▸ Instruction
For this exercise, repeat all of the material verbatim apart from its images.

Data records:
---------------

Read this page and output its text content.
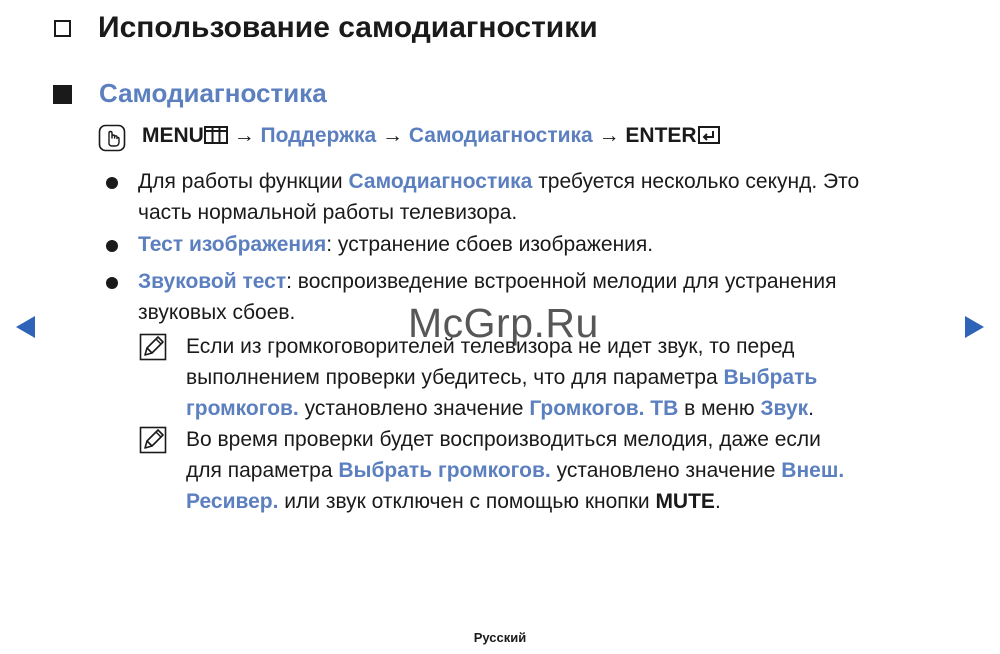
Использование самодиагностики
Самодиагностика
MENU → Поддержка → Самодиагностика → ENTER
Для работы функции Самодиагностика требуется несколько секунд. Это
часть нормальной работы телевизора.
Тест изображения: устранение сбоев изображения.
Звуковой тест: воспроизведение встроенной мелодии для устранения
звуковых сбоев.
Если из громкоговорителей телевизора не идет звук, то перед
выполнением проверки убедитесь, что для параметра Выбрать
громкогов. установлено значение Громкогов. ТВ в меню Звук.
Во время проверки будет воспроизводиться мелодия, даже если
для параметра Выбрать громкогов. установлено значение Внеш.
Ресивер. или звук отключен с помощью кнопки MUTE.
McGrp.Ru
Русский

---------------

▸ Answer to this exercise
Read this page and output its text content.
Использование самодиагностики
Самодиагностика
MENU → Поддержка → Самодиагностика → ENTER
Для работы функции Самодиагностика требуется несколько секунд. Это
часть нормальной работы телевизора.
Тест изображения: устранение сбоев изображения.
Звуковой тест: воспроизведение встроенной мелодии для устранения
звуковых сбоев.
Если из громкоговорителей телевизора не идет звук, то перед
выполнением проверки убедитесь, что для параметра Выбрать
громкогов. установлено значение Громкогов. ТВ в меню Звук.
Во время проверки будет воспроизводиться мелодия, даже если
для параметра Выбрать громкогов. установлено значение Внеш.
Ресивер. или звук отключен с помощью кнопки MUTE.
McGrp.Ru
Русский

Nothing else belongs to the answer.